* _Written exercise_
Retype each line exactly. Skip images.

Saved entries:
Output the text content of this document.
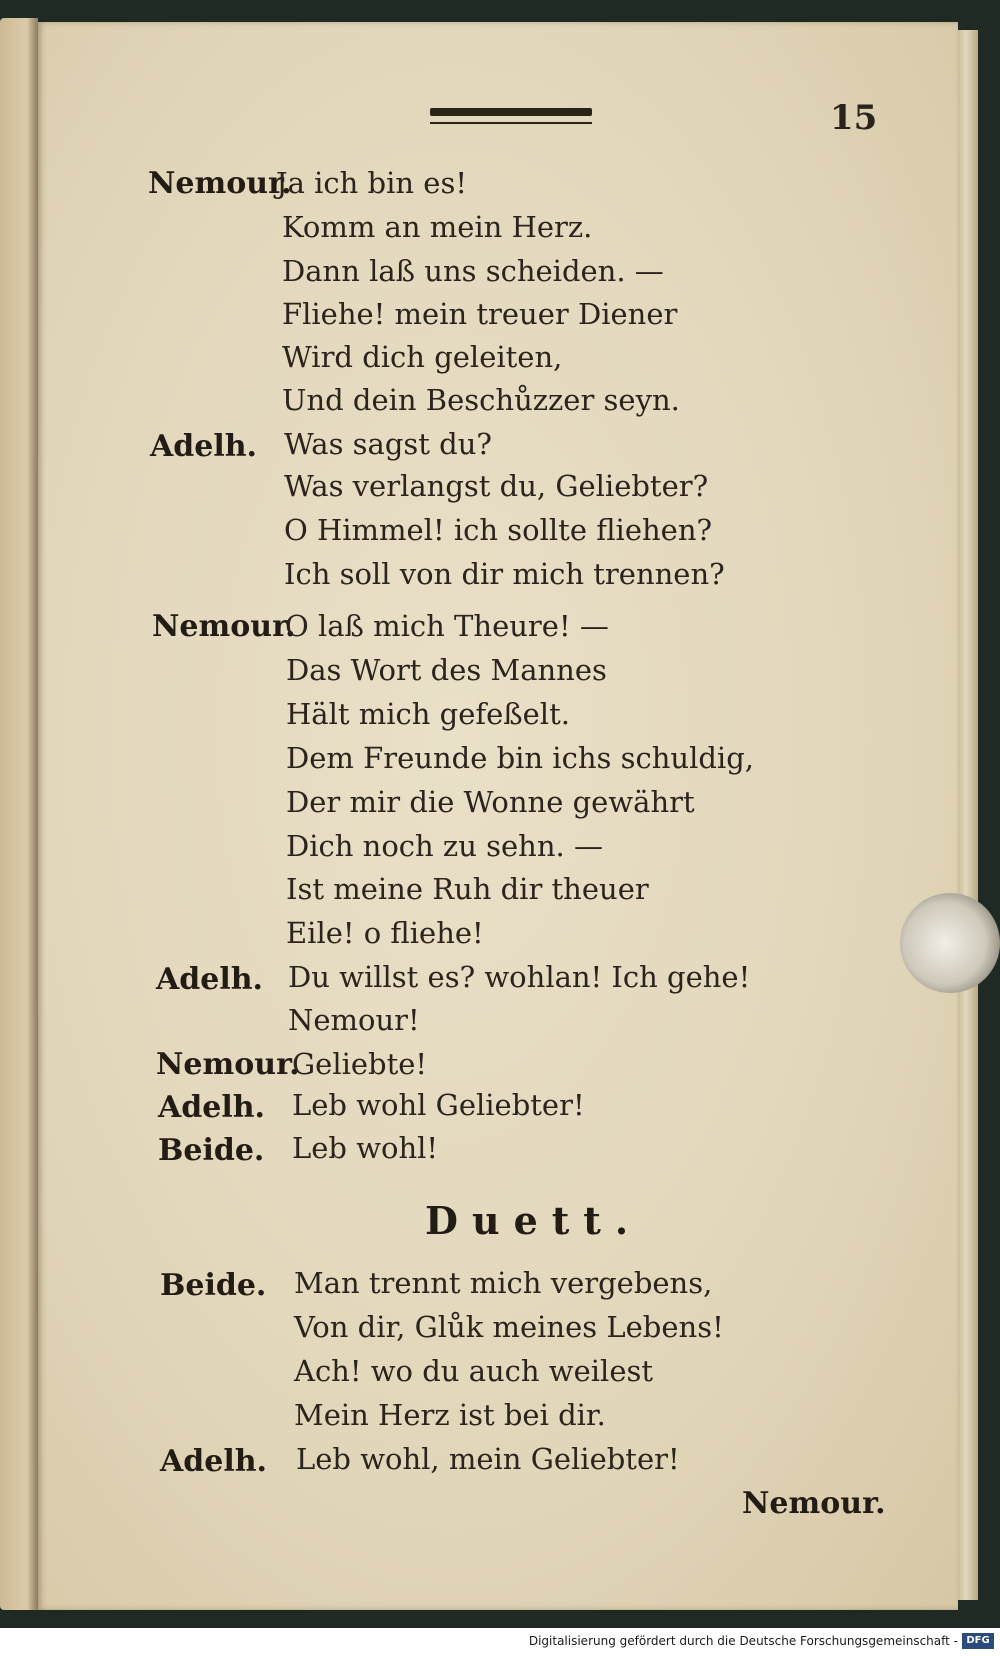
15
Nemour.
Ja ich bin es!
Komm an mein Herz.
Dann laß uns scheiden. —
Fliehe! mein treuer Diener
Wird dich geleiten,
Und dein Beschůzzer seyn.
Adelh. Was sagst du?
Was verlangst du, Geliebter?
O Himmel! ich sollte fliehen?
Ich soll von dir mich trennen?
Nemour.
O laß mich Theure! —
Das Wort des Mannes
Hält mich gefeßelt.
Dem Freunde bin ichs schuldig,
Der mir die Wonne gewährt
Dich noch zu sehn. —
Ist meine Ruh dir theuer
Eile! o fliehe!
Adelh. Du willst es? wohlan! Ich gehe!
Nemour!
Nemour.
Geliebte!
Adelh. Leb wohl Geliebter!
Beide. Leb wohl!
Duett.
Beide. Man trennt mich vergebens,
Von dir, Glůk meines Lebens!
Ach! wo du auch weilest
Mein Herz ist bei dir.
Adelh. Leb wohl, mein Geliebter!
Nemour.
Digitalisierung gefördert durch die Deutsche Forschungsgemeinschaft - DFG
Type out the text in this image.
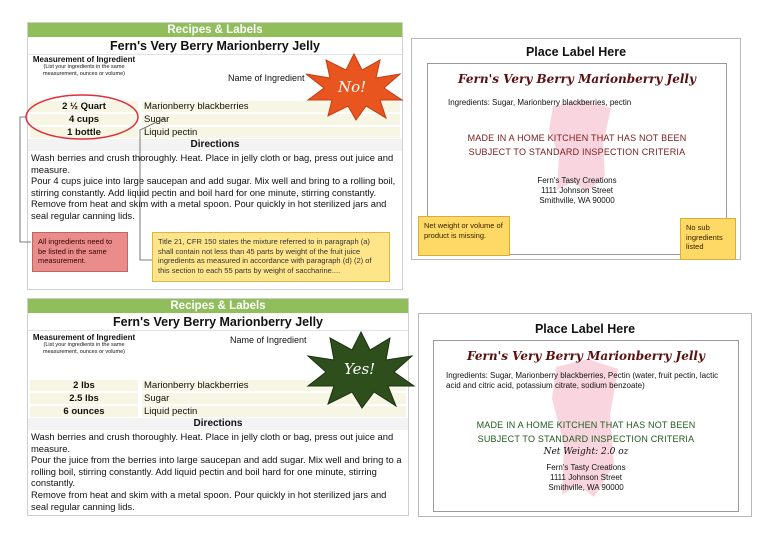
Recipes & Labels
Fern's Very Berry Marionberry Jelly
Measurement of Ingredient
(List your ingredients in the same measurement, ounces or volume)	Name of Ingredient
2 ½ Quart	Marionberry blackberries
4 cups	Sugar
1 bottle	Liquid pectin
Directions

Wash berries and crush thoroughly. Heat. Place in jelly cloth or bag, press out juice and measure.

Pour 4 cups juice into large saucepan and add sugar. Mix well and bring to a rolling boil, stirring constantly. Add liquid pectin and boil hard for one minute, stirring constantly.

Remove from heat and skim with a metal spoon. Pour quickly in hot sterilized jars and seal regular canning lids.

No!
All ingredients need to be listed in the same measurement.
Title 21, CFR 150 states the mixture referred to in paragraph (a) shall contain not less than 45 parts by weight of the fruit juice ingredients as measured in accordance with paragraph (d) (2) of this section to each 55 parts by weight of saccharine....
Place Label Here
Fern's Very Berry Marionberry Jelly
Ingredients: Sugar, Marionberry blackberries, pectin
MADE IN A HOME KITCHEN THAT HAS NOT BEEN
SUBJECT TO STANDARD INSPECTION CRITERIA
Fern's Tasty Creations
1111 Johnson Street
Smithville, WA 90000
Net weight or volume of product is missing.
No sub ingredients listed
Recipes & Labels
Fern's Very Berry Marionberry Jelly
Measurement of Ingredient
(List your ingredients in the same measurement, ounces or volume)
Name of Ingredient
2 lbs	Marionberry blackberries
2.5 lbs	Sugar
6 ounces	Liquid pectin
Directions

Wash berries and crush thoroughly. Heat. Place in jelly cloth or bag, press out juice and measure.

Pour the juice from the berries into large saucepan and add sugar. Mix well and bring to a rolling boil, stirring constantly. Add liquid pectin and boil hard for one minute, stirring constantly.

Remove from heat and skim with a metal spoon. Pour quickly in hot sterilized jars and seal regular canning lids.

Yes!
Place Label Here
Fern's Very Berry Marionberry Jelly
Ingredients: Sugar, Marionberry blackberries, Pectin (water, fruit pectin, lactic acid and citric acid, potassium citrate, sodium benzoate)
MADE IN A HOME KITCHEN THAT HAS NOT BEEN
SUBJECT TO STANDARD INSPECTION CRITERIA
Net Weight: 2.0 oz
Fern's Tasty Creations
1111 Johnson Street
Smithville, WA 90000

* _Correct result_
Output the text content of this document.
15
Nemour.
Ja ich bin es!
Komm an mein Herz.
Dann laß uns scheiden. —
Fliehe! mein treuer Diener
Wird dich geleiten,
Und dein Beschůzzer seyn.
Adelh. Was sagst du?
Was verlangst du, Geliebter?
O Himmel! ich sollte fliehen?
Ich soll von dir mich trennen?
Nemour.
O laß mich Theure! —
Das Wort des Mannes
Hält mich gefeßelt.
Dem Freunde bin ichs schuldig,
Der mir die Wonne gewährt
Dich noch zu sehn. —
Ist meine Ruh dir theuer
Eile! o fliehe!
Adelh. Du willst es? wohlan! Ich gehe!
Nemour!
Nemour.
Geliebte!
Adelh. Leb wohl Geliebter!
Beide. Leb wohl!
Duett.
Beide. Man trennt mich vergebens,
Von dir, Glůk meines Lebens!
Ach! wo du auch weilest
Mein Herz ist bei dir.
Adelh. Leb wohl, mein Geliebter!
Nemour.
Digitalisierung gefördert durch die Deutsche Forschungsgemeinschaft - DFG
Type out the text in this image.
Recipes & Labels
Fern's Very Berry Marionberry Jelly
Measurement of Ingredient
(List your ingredients in the same measurement, ounces or volume)	Name of Ingredient
2 ½ Quart	Marionberry blackberries
4 cups	Sugar
1 bottle	Liquid pectin
Directions

Wash berries and crush thoroughly. Heat. Place in jelly cloth or bag, press out juice and measure.

Pour 4 cups juice into large saucepan and add sugar. Mix well and bring to a rolling boil, stirring constantly. Add liquid pectin and boil hard for one minute, stirring constantly.

Remove from heat and skim with a metal spoon. Pour quickly in hot sterilized jars and seal regular canning lids.

No!
All ingredients need to be listed in the same measurement.
Title 21, CFR 150 states the mixture referred to in paragraph (a) shall contain not less than 45 parts by weight of the fruit juice ingredients as measured in accordance with paragraph (d) (2) of this section to each 55 parts by weight of saccharine....
Place Label Here
Fern's Very Berry Marionberry Jelly
Ingredients: Sugar, Marionberry blackberries, pectin
MADE IN A HOME KITCHEN THAT HAS NOT BEEN
SUBJECT TO STANDARD INSPECTION CRITERIA
Fern's Tasty Creations
1111 Johnson Street
Smithville, WA 90000
Net weight or volume of product is missing.
No sub ingredients listed
Recipes & Labels
Fern's Very Berry Marionberry Jelly
Measurement of Ingredient
(List your ingredients in the same measurement, ounces or volume)
Name of Ingredient
2 lbs	Marionberry blackberries
2.5 lbs	Sugar
6 ounces	Liquid pectin
Directions

Wash berries and crush thoroughly. Heat. Place in jelly cloth or bag, press out juice and measure.

Pour the juice from the berries into large saucepan and add sugar. Mix well and bring to a rolling boil, stirring constantly. Add liquid pectin and boil hard for one minute, stirring constantly.

Remove from heat and skim with a metal spoon. Pour quickly in hot sterilized jars and seal regular canning lids.

Yes!
Place Label Here
Fern's Very Berry Marionberry Jelly
Ingredients: Sugar, Marionberry blackberries, Pectin (water, fruit pectin, lactic acid and citric acid, potassium citrate, sodium benzoate)
MADE IN A HOME KITCHEN THAT HAS NOT BEEN
SUBJECT TO STANDARD INSPECTION CRITERIA
Net Weight: 2.0 oz
Fern's Tasty Creations
1111 Johnson Street
Smithville, WA 90000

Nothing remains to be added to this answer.